STATED GOAL: Produce a word-for-word copy of the listing below without its pictures.

INPUT ROWS:
_ _ _ _ _
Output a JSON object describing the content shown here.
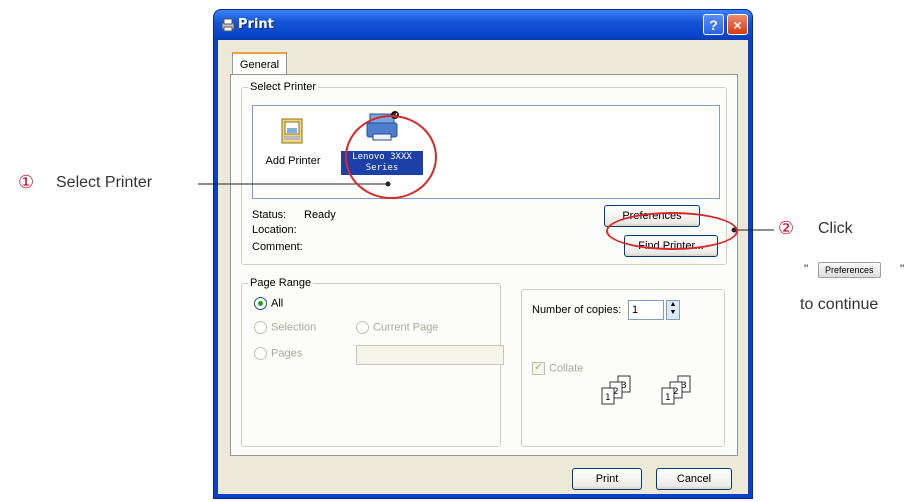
{
  "window": {
    "title": "Print",
    "help_label": "?",
    "close_label": "×"
  },
  "tabs": {
    "general": "General"
  },
  "select_printer": {
    "legend": "Select Printer",
    "items": [
      {
        "label": "Add Printer"
      },
      {
        "label": "Lenovo 3XXX Series"
      }
    ],
    "status_label": "Status:",
    "status_value": "Ready",
    "location_label": "Location:",
    "comment_label": "Comment:",
    "preferences_button": "Preferences",
    "find_printer_button": "Find Printer..."
  },
  "page_range": {
    "legend": "Page Range",
    "all_label": "All",
    "selection_label": "Selection",
    "current_page_label": "Current Page",
    "pages_label": "Pages"
  },
  "copies": {
    "number_label": "Number of copies:",
    "number_value": "1",
    "collate_label": "Collate"
  },
  "footer": {
    "print_button": "Print",
    "cancel_button": "Cancel"
  },
  "annotations": {
    "step1_number": "①",
    "step1_text": "Select Printer",
    "step2_number": "②",
    "step2_text": "Click",
    "quote_open": "\"",
    "quote_close": "\"",
    "preferences_chip": "Preferences",
    "continue_text": "to continue"
  },
  "colors": {
    "annotation_red": "#d42a2a",
    "title_blue": "#0a45c9"
  }
}
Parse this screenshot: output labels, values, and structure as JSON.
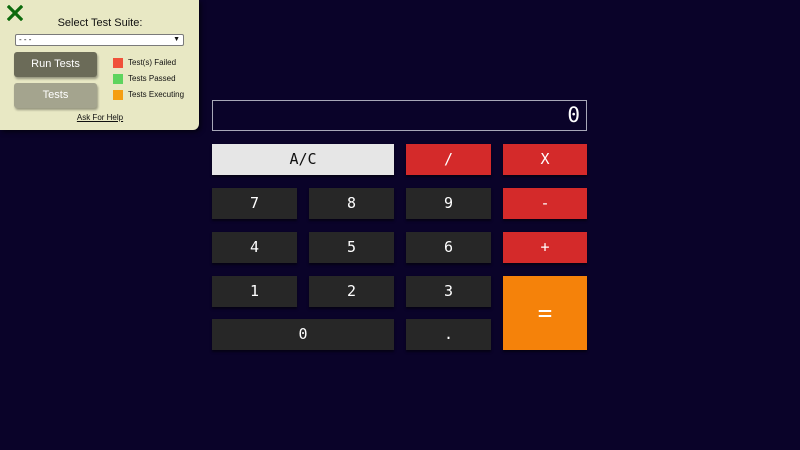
{
  "test_panel": {
    "close_icon": "close-x-icon",
    "title": "Select Test Suite:",
    "suite_select": {
      "selected": "- - -",
      "chevron_icon": "chevron-down-icon"
    },
    "run_button": "Run Tests",
    "tests_button": "Tests",
    "legend": [
      {
        "label": "Test(s) Failed",
        "color": "#f0513a"
      },
      {
        "label": "Tests Passed",
        "color": "#5ed45e"
      },
      {
        "label": "Tests Executing",
        "color": "#f59e12"
      }
    ],
    "help_link": "Ask For Help"
  },
  "calculator": {
    "display_value": "0",
    "keys": {
      "clear": "A/C",
      "divide": "/",
      "multiply": "X",
      "subtract": "-",
      "add": "+",
      "equals": "=",
      "decimal": ".",
      "seven": "7",
      "eight": "8",
      "nine": "9",
      "four": "4",
      "five": "5",
      "six": "6",
      "one": "1",
      "two": "2",
      "three": "3",
      "zero": "0"
    }
  },
  "colors": {
    "background": "#0a0329",
    "number_key": "#272727",
    "operator_key": "#d42a2a",
    "clear_key": "#e6e6e6",
    "equals_key": "#f5820a",
    "panel": "#e8e8c4"
  }
}
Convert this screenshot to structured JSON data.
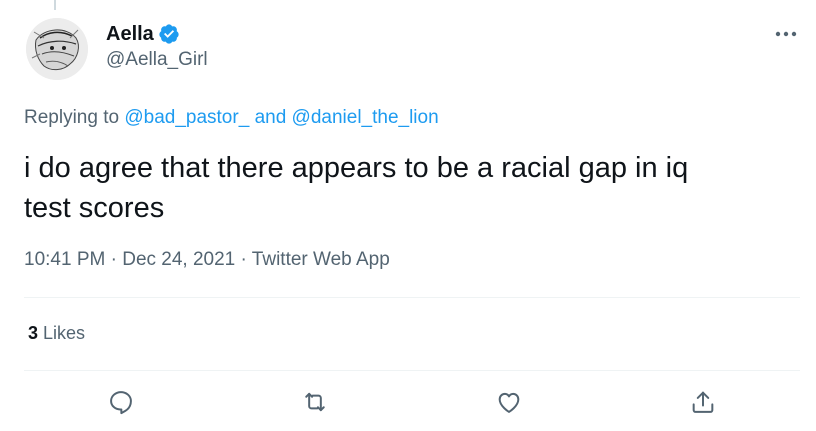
{
  "tweet": {
    "author": {
      "display_name": "Aella",
      "handle": "@Aella_Girl",
      "verified": true
    },
    "reply_prefix": "Replying to",
    "reply_users": [
      "@bad_pastor_",
      "@daniel_the_lion"
    ],
    "reply_conjunction": "and",
    "text_line1": "i do agree that there appears to be a racial gap in iq",
    "text_line2": "test scores",
    "time": "10:41 PM",
    "date": "Dec 24, 2021",
    "source": "Twitter Web App",
    "separator": "·",
    "likes_count": "3",
    "likes_label": "Likes"
  },
  "icons": {
    "more": "more-horizontal-icon",
    "reply": "reply-icon",
    "retweet": "retweet-icon",
    "like": "heart-icon",
    "share": "share-icon",
    "verified": "verified-badge-icon"
  },
  "colors": {
    "link": "#1d9bf0",
    "secondary_text": "#536471",
    "primary_text": "#0f1419",
    "divider": "#eff3f4"
  }
}
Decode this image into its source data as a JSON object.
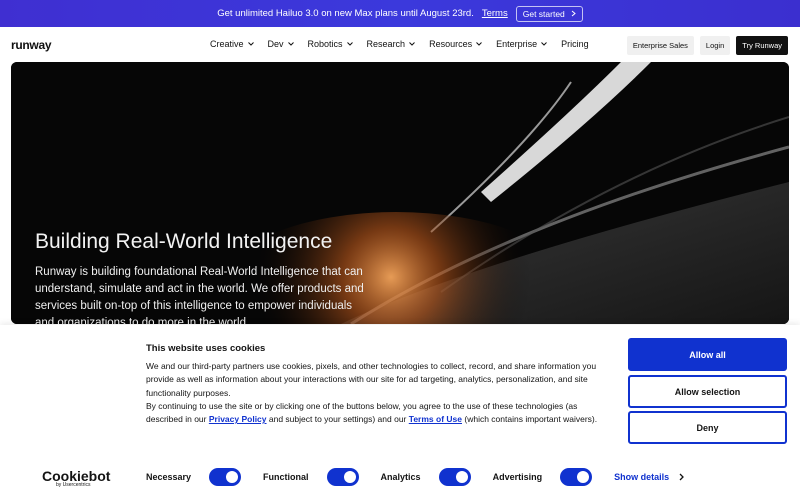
_ _ _ _ _
RESPONSE FOR THIS EXERCISE:
Output a JSON object describing the content shown here.
{
  "window": {
    "title": "Print",
    "help_label": "?",
    "close_label": "×"
  },
  "tabs": {
    "general": "General"
  },
  "select_printer": {
    "legend": "Select Printer",
    "items": [
      {
        "label": "Add Printer"
      },
      {
        "label": "Lenovo 3XXX Series"
      }
    ],
    "status_label": "Status:",
    "status_value": "Ready",
    "location_label": "Location:",
    "comment_label": "Comment:",
    "preferences_button": "Preferences",
    "find_printer_button": "Find Printer..."
  },
  "page_range": {
    "legend": "Page Range",
    "all_label": "All",
    "selection_label": "Selection",
    "current_page_label": "Current Page",
    "pages_label": "Pages"
  },
  "copies": {
    "number_label": "Number of copies:",
    "number_value": "1",
    "collate_label": "Collate"
  },
  "footer": {
    "print_button": "Print",
    "cancel_button": "Cancel"
  },
  "annotations": {
    "step1_number": "①",
    "step1_text": "Select Printer",
    "step2_number": "②",
    "step2_text": "Click",
    "quote_open": "\"",
    "quote_close": "\"",
    "preferences_chip": "Preferences",
    "continue_text": "to continue"
  },
  "colors": {
    "annotation_red": "#d42a2a",
    "title_blue": "#0a45c9"
  }
}
Parse this screenshot: output labels, values, and structure as JSON.
{
  "test_panel": {
    "close_icon": "close-x-icon",
    "title": "Select Test Suite:",
    "suite_select": {
      "selected": "- - -",
      "chevron_icon": "chevron-down-icon"
    },
    "run_button": "Run Tests",
    "tests_button": "Tests",
    "legend": [
      {
        "label": "Test(s) Failed",
        "color": "#f0513a"
      },
      {
        "label": "Tests Passed",
        "color": "#5ed45e"
      },
      {
        "label": "Tests Executing",
        "color": "#f59e12"
      }
    ],
    "help_link": "Ask For Help"
  },
  "calculator": {
    "display_value": "0",
    "keys": {
      "clear": "A/C",
      "divide": "/",
      "multiply": "X",
      "subtract": "-",
      "add": "+",
      "equals": "=",
      "decimal": ".",
      "seven": "7",
      "eight": "8",
      "nine": "9",
      "four": "4",
      "five": "5",
      "six": "6",
      "one": "1",
      "two": "2",
      "three": "3",
      "zero": "0"
    }
  },
  "colors": {
    "background": "#0a0329",
    "number_key": "#272727",
    "operator_key": "#d42a2a",
    "clear_key": "#e6e6e6",
    "equals_key": "#f5820a",
    "panel": "#e8e8c4"
  }
}
Convert this screenshot to structured JSON data.
{
  "tweet": {
    "author": {
      "display_name": "Aella",
      "handle": "@Aella_Girl",
      "verified": true
    },
    "reply_prefix": "Replying to",
    "reply_users": [
      "@bad_pastor_",
      "@daniel_the_lion"
    ],
    "reply_conjunction": "and",
    "text_line1": "i do agree that there appears to be a racial gap in iq",
    "text_line2": "test scores",
    "time": "10:41 PM",
    "date": "Dec 24, 2021",
    "source": "Twitter Web App",
    "separator": "·",
    "likes_count": "3",
    "likes_label": "Likes"
  },
  "icons": {
    "more": "more-horizontal-icon",
    "reply": "reply-icon",
    "retweet": "retweet-icon",
    "like": "heart-icon",
    "share": "share-icon",
    "verified": "verified-badge-icon"
  },
  "colors": {
    "link": "#1d9bf0",
    "secondary_text": "#536471",
    "primary_text": "#0f1419",
    "divider": "#eff3f4"
  }
}
Decode this image into its source data as a JSON object.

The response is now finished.